[Stored items]
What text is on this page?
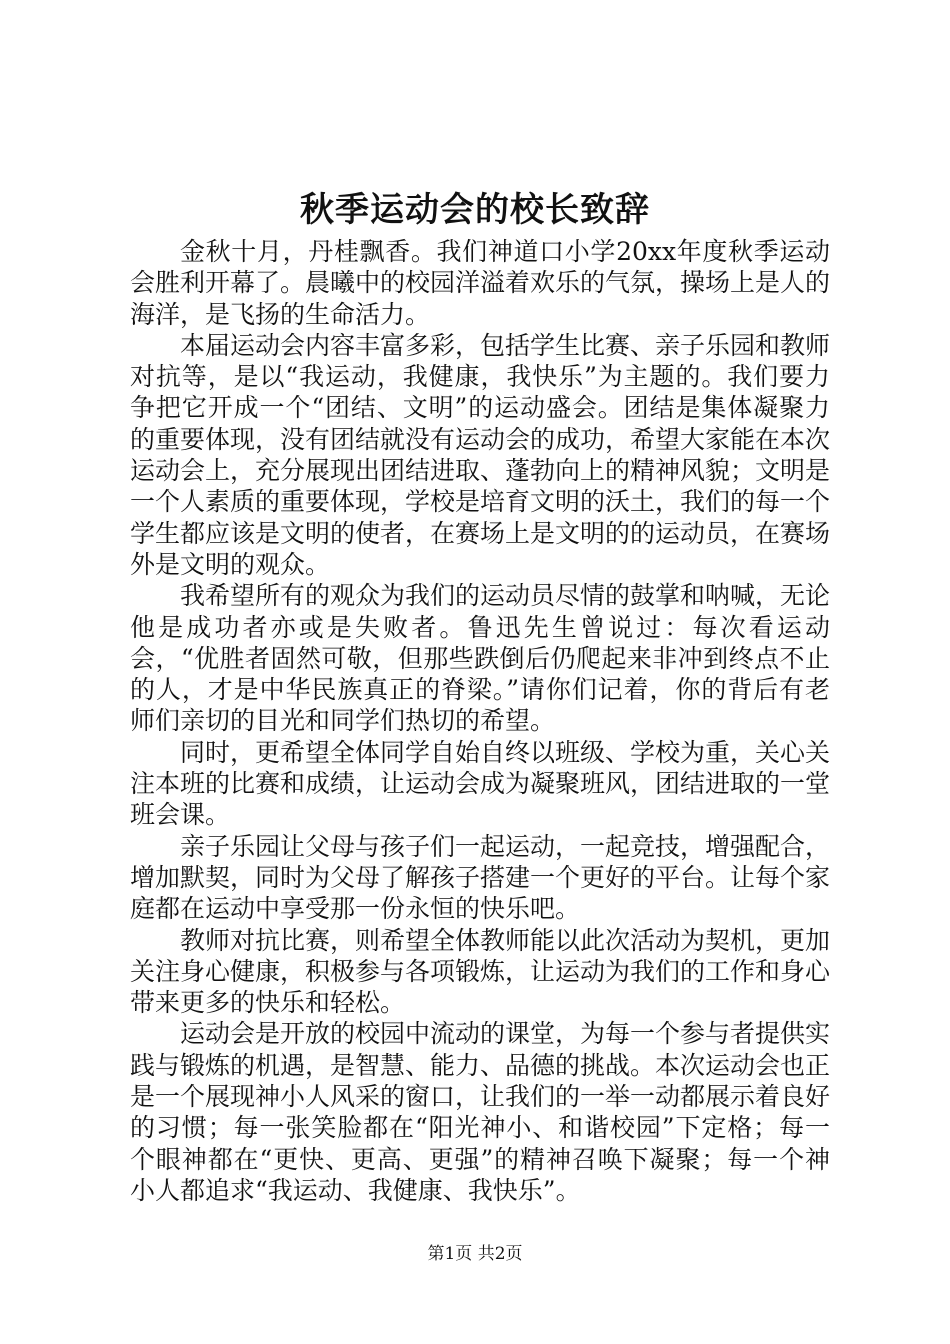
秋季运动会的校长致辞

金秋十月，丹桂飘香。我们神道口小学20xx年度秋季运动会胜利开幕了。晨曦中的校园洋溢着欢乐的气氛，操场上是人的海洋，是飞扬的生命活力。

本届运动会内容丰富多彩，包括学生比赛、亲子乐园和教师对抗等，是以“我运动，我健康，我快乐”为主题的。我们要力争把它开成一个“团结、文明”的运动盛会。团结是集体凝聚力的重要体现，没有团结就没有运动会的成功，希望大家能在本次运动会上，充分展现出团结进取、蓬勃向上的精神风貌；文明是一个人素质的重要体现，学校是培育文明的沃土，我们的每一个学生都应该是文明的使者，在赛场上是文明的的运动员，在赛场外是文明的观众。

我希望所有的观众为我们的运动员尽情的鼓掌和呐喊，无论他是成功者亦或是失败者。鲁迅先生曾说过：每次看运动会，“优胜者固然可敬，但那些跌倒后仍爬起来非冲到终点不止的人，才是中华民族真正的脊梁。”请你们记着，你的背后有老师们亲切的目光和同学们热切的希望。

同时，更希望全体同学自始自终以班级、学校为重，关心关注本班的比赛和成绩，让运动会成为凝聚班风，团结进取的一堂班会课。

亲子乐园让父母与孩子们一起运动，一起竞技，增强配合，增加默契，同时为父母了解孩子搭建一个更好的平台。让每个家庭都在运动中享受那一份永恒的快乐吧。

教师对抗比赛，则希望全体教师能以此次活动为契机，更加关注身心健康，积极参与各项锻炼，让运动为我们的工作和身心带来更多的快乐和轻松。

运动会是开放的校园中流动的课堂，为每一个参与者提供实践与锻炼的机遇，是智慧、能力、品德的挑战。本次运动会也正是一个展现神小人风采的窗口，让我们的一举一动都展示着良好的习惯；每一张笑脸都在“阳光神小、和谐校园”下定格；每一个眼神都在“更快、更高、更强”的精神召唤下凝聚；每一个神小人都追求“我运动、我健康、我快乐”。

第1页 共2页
...
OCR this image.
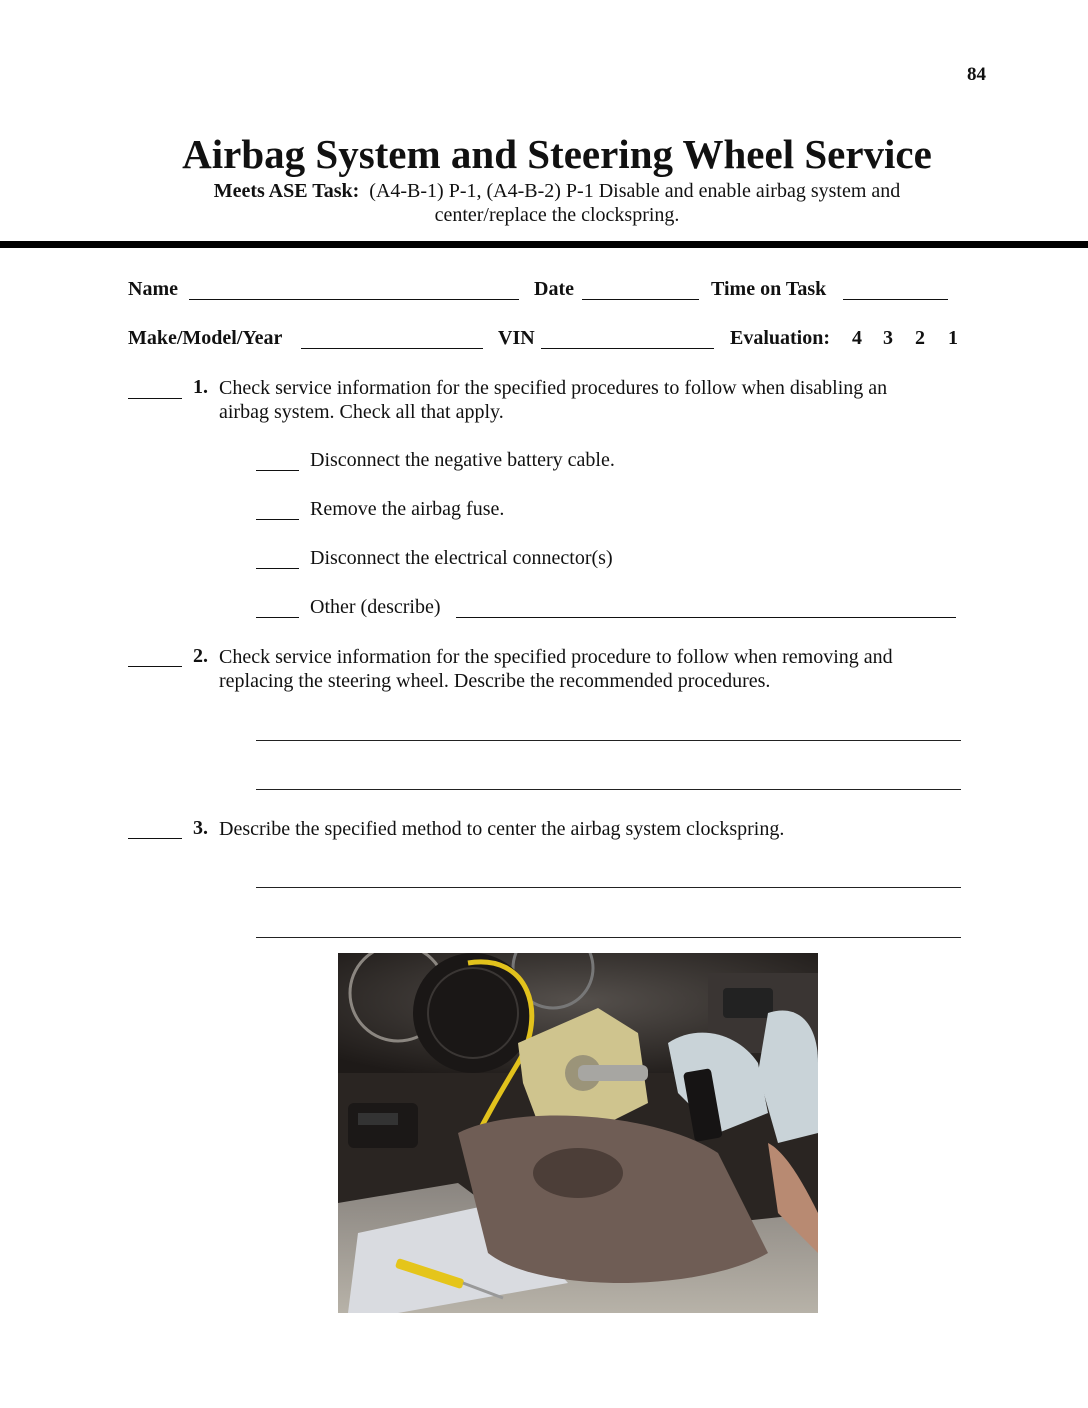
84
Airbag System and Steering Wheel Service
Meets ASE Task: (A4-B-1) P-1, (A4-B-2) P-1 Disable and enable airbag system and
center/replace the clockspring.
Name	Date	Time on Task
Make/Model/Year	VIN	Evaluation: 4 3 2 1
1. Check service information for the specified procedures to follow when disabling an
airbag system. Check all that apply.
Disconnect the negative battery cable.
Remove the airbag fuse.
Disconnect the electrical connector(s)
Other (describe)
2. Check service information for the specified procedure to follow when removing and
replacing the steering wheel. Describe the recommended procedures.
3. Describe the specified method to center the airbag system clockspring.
* * *
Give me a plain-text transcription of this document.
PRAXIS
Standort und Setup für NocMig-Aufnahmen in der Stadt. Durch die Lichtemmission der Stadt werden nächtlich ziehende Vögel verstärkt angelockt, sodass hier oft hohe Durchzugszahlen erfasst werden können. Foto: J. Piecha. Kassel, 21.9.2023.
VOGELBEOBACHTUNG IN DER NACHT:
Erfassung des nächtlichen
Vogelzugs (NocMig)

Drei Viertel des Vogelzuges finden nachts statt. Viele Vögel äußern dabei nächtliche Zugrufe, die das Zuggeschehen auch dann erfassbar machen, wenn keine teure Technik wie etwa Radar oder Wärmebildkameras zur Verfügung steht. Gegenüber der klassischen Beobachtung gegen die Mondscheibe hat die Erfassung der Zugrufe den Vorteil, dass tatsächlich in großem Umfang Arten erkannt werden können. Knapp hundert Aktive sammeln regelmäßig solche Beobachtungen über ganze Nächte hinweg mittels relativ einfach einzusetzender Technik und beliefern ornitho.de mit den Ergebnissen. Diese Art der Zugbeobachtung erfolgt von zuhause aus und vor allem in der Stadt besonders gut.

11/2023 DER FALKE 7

## WRITTEN PROBLEM
Tally up the lines holding the string "Check" in this listing, and report the total alone.

## SOLUTION FOR THIS TASK
3